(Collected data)
== == ==

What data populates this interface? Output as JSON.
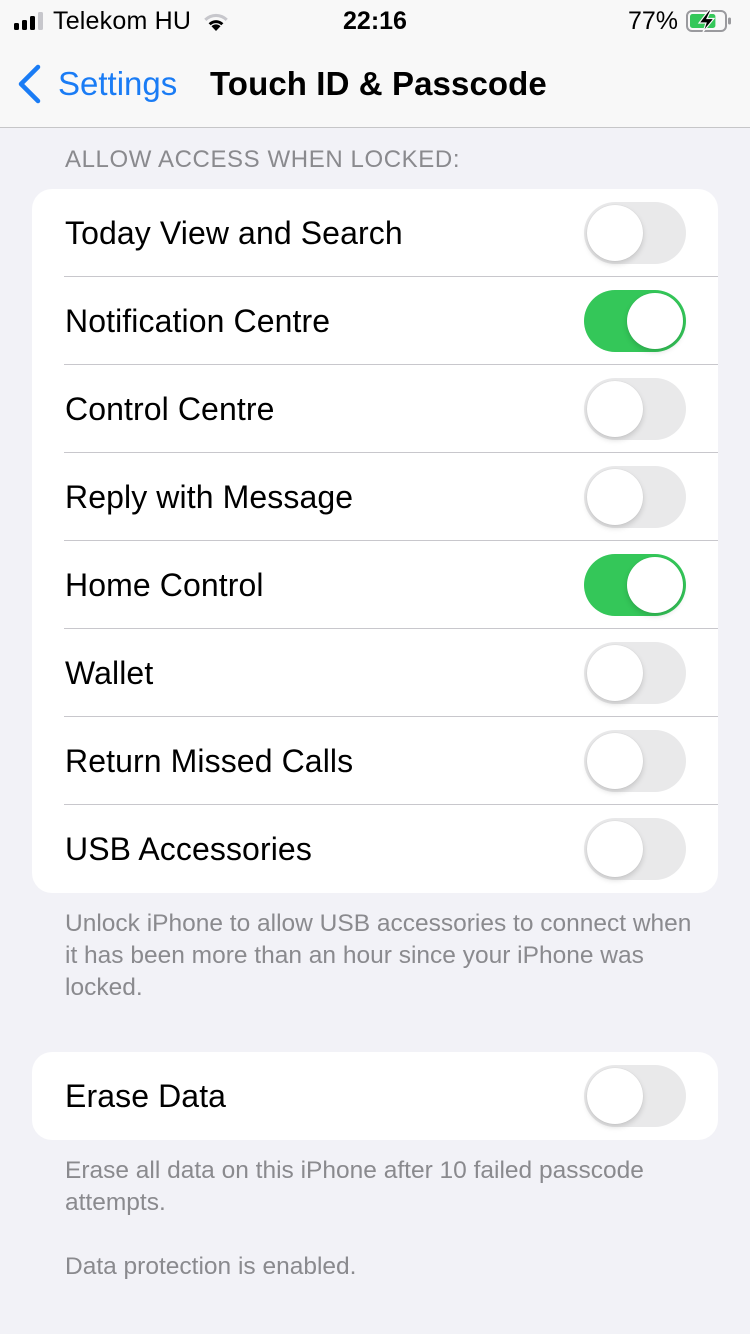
{
  "status_bar": {
    "carrier": "Telekom HU",
    "time": "22:16",
    "battery_percent": "77%",
    "battery_level": 0.77,
    "battery_charging": true,
    "signal_bars_active": 3,
    "signal_bars_total": 4,
    "icons": [
      "signal-icon",
      "wifi-icon",
      "battery-charging-icon"
    ]
  },
  "nav": {
    "back_label": "Settings",
    "back_icon": "chevron-left-icon",
    "title": "Touch ID & Passcode"
  },
  "colors": {
    "accent": "#1a7cf5",
    "toggle_on": "#34c759",
    "toggle_off": "#e9e9ea",
    "background": "#f2f2f7",
    "secondary_text": "#8a8a8e"
  },
  "locked_access": {
    "header": "ALLOW ACCESS WHEN LOCKED:",
    "items": [
      {
        "label": "Today View and Search",
        "on": false
      },
      {
        "label": "Notification Centre",
        "on": true
      },
      {
        "label": "Control Centre",
        "on": false
      },
      {
        "label": "Reply with Message",
        "on": false
      },
      {
        "label": "Home Control",
        "on": true
      },
      {
        "label": "Wallet",
        "on": false
      },
      {
        "label": "Return Missed Calls",
        "on": false
      },
      {
        "label": "USB Accessories",
        "on": false
      }
    ],
    "footer": "Unlock iPhone to allow USB accessories to connect when it has been more than an hour since your iPhone was locked."
  },
  "erase": {
    "label": "Erase Data",
    "on": false,
    "footer_line1": "Erase all data on this iPhone after 10 failed passcode attempts.",
    "footer_line2": "Data protection is enabled."
  }
}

== == ==

▸ **The task**: Reproduce each line of the records exactly, and omit every picture.

▸ **Written solution**:
What data populates this interface? Output as JSON.
{
  "status_bar": {
    "carrier": "Telekom HU",
    "time": "22:16",
    "battery_percent": "77%",
    "battery_level": 0.77,
    "battery_charging": true,
    "signal_bars_active": 3,
    "signal_bars_total": 4,
    "icons": [
      "signal-icon",
      "wifi-icon",
      "battery-charging-icon"
    ]
  },
  "nav": {
    "back_label": "Settings",
    "back_icon": "chevron-left-icon",
    "title": "Touch ID & Passcode"
  },
  "colors": {
    "accent": "#1a7cf5",
    "toggle_on": "#34c759",
    "toggle_off": "#e9e9ea",
    "background": "#f2f2f7",
    "secondary_text": "#8a8a8e"
  },
  "locked_access": {
    "header": "ALLOW ACCESS WHEN LOCKED:",
    "items": [
      {
        "label": "Today View and Search",
        "on": false
      },
      {
        "label": "Notification Centre",
        "on": true
      },
      {
        "label": "Control Centre",
        "on": false
      },
      {
        "label": "Reply with Message",
        "on": false
      },
      {
        "label": "Home Control",
        "on": true
      },
      {
        "label": "Wallet",
        "on": false
      },
      {
        "label": "Return Missed Calls",
        "on": false
      },
      {
        "label": "USB Accessories",
        "on": false
      }
    ],
    "footer": "Unlock iPhone to allow USB accessories to connect when it has been more than an hour since your iPhone was locked."
  },
  "erase": {
    "label": "Erase Data",
    "on": false,
    "footer_line1": "Erase all data on this iPhone after 10 failed passcode attempts.",
    "footer_line2": "Data protection is enabled."
  }
}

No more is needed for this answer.